**TO BE DONE**
Reproduce the lines of the material below verbatim, from the line with "help-link[interactable]: Help: [792, 11, 816, 26]" to the line with "validation-label: Validation Message: [185, 556, 385, 573]", including both.

**RAW RECORDS**

----------------

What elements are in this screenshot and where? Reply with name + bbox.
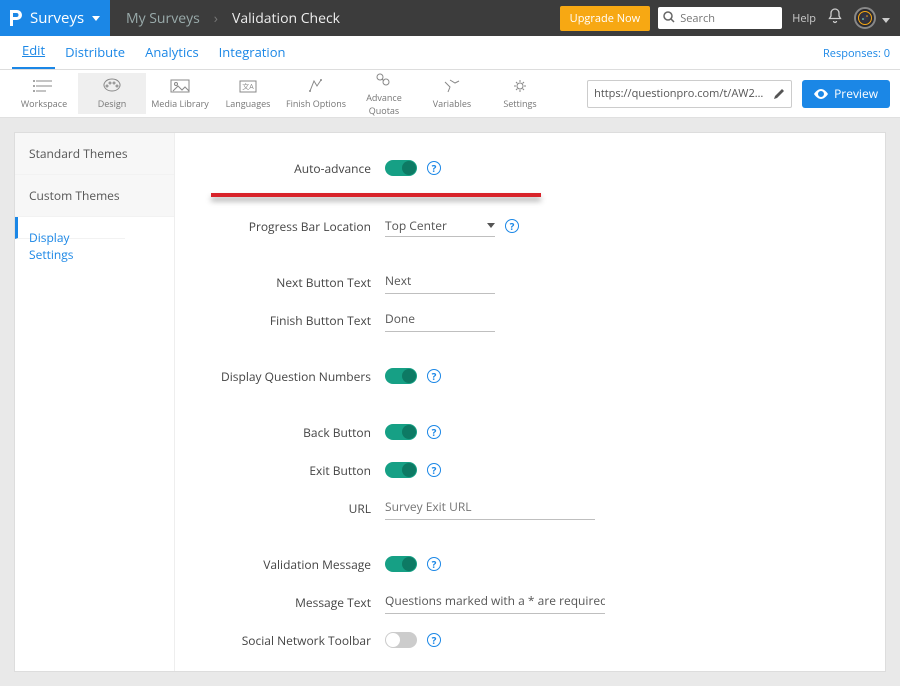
help-link[interactable]: Help: [792, 11, 816, 26]
responses-count: Responses: 0: [823, 46, 890, 61]
survey-url-box[interactable]: https://questionpro.com/t/AW22ZeVoL: [587, 80, 792, 108]
quotas-icon: [373, 71, 395, 89]
progress-select[interactable]: Top Center: [385, 215, 495, 237]
validation-label: Validation Message: [185, 556, 385, 573]
caret-down-icon: [92, 16, 100, 21]
variables-icon: [441, 77, 463, 95]
logo-icon: [10, 10, 22, 26]
page: Standard Themes Custom Themes Display Se…: [0, 118, 900, 686]
search-box: [658, 7, 782, 29]
caret-down-icon: [487, 223, 495, 228]
product-switcher[interactable]: Surveys: [0, 0, 110, 36]
auto-advance-label: Auto-advance: [211, 160, 385, 177]
tool-quotas[interactable]: Advance Quotas: [350, 67, 418, 121]
product-name: Surveys: [30, 8, 84, 28]
tool-finish[interactable]: Finish Options: [282, 73, 350, 114]
tool-variables[interactable]: Variables: [418, 73, 486, 114]
avatar-icon: [858, 11, 872, 25]
tool-media[interactable]: Media Library: [146, 73, 214, 114]
user-avatar[interactable]: [854, 7, 876, 29]
dqn-label: Display Question Numbers: [185, 368, 385, 385]
social-label: Social Network Toolbar: [185, 632, 385, 649]
svg-text:文A: 文A: [242, 82, 254, 92]
settings-sidebar: Standard Themes Custom Themes Display Se…: [15, 133, 175, 671]
finish-icon: [305, 77, 327, 95]
breadcrumb-root[interactable]: My Surveys: [126, 9, 200, 28]
tool-workspace[interactable]: Workspace: [10, 73, 78, 114]
finish-btn-label: Finish Button Text: [185, 312, 385, 329]
social-toggle[interactable]: [385, 632, 417, 648]
sidebar-item-standard-themes[interactable]: Standard Themes: [15, 133, 174, 175]
topbar: Surveys My Surveys › Validation Check Up…: [0, 0, 900, 36]
sidebar-item-display-settings[interactable]: Display Settings: [15, 217, 125, 239]
url-label: URL: [185, 500, 385, 517]
gear-icon: [509, 77, 531, 95]
tool-languages[interactable]: 文A Languages: [214, 73, 282, 114]
tab-edit[interactable]: Edit: [12, 35, 55, 69]
help-icon[interactable]: ?: [427, 633, 441, 647]
sidebar-item-custom-themes[interactable]: Custom Themes: [15, 175, 174, 217]
dqn-toggle[interactable]: [385, 368, 417, 384]
subnav: Edit Distribute Analytics Integration Re…: [0, 36, 900, 70]
back-label: Back Button: [185, 424, 385, 441]
languages-icon: 文A: [237, 77, 259, 95]
eye-icon: [814, 89, 828, 99]
pencil-icon[interactable]: [773, 88, 785, 100]
search-icon: [663, 11, 675, 23]
help-icon[interactable]: ?: [427, 369, 441, 383]
help-icon[interactable]: ?: [427, 425, 441, 439]
next-btn-label: Next Button Text: [185, 274, 385, 291]
tab-distribute[interactable]: Distribute: [55, 37, 135, 69]
user-menu-caret-icon[interactable]: [882, 10, 890, 27]
help-icon[interactable]: ?: [427, 463, 441, 477]
help-icon[interactable]: ?: [505, 219, 519, 233]
display-settings-form: Auto-advance ? Progress Bar Location Top…: [175, 133, 885, 671]
upgrade-button[interactable]: Upgrade Now: [560, 6, 651, 31]
breadcrumb: My Surveys › Validation Check: [110, 9, 356, 28]
help-icon[interactable]: ?: [427, 557, 441, 571]
toolbar: Workspace Design Media Library 文A Langua…: [0, 70, 900, 118]
design-icon: [101, 77, 123, 95]
notifications-icon[interactable]: [826, 7, 844, 29]
survey-url-text: https://questionpro.com/t/AW22ZeVoL: [594, 86, 767, 101]
msg-input[interactable]: [385, 590, 605, 614]
workspace-icon: [33, 77, 55, 95]
validation-toggle[interactable]: [385, 556, 417, 572]
auto-advance-toggle[interactable]: [385, 160, 417, 176]
exit-label: Exit Button: [185, 462, 385, 479]
tab-analytics[interactable]: Analytics: [135, 37, 209, 69]
finish-btn-input[interactable]: [385, 308, 495, 332]
media-icon: [169, 77, 191, 95]
tool-settings[interactable]: Settings: [486, 73, 554, 114]
exit-url-input[interactable]: [385, 496, 595, 520]
next-btn-input[interactable]: [385, 270, 495, 294]
back-toggle[interactable]: [385, 424, 417, 440]
search-input[interactable]: [658, 7, 782, 29]
exit-toggle[interactable]: [385, 462, 417, 478]
help-icon[interactable]: ?: [427, 161, 441, 175]
breadcrumb-current: Validation Check: [232, 9, 340, 28]
breadcrumb-separator: ›: [214, 9, 218, 28]
msg-label: Message Text: [185, 594, 385, 611]
tool-design[interactable]: Design: [78, 73, 146, 114]
tab-integration[interactable]: Integration: [209, 37, 296, 69]
progress-label: Progress Bar Location: [185, 218, 385, 235]
panel: Standard Themes Custom Themes Display Se…: [14, 132, 886, 672]
preview-button[interactable]: Preview: [802, 80, 890, 108]
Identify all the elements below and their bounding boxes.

----------------

**RESULT BELOW**
help-link[interactable]: Help: [792, 11, 816, 26]
responses-count: Responses: 0: [823, 46, 890, 61]
survey-url-box[interactable]: https://questionpro.com/t/AW22ZeVoL: [587, 80, 792, 108]
quotas-icon: [373, 71, 395, 89]
progress-select[interactable]: Top Center: [385, 215, 495, 237]
validation-label: Validation Message: [185, 556, 385, 573]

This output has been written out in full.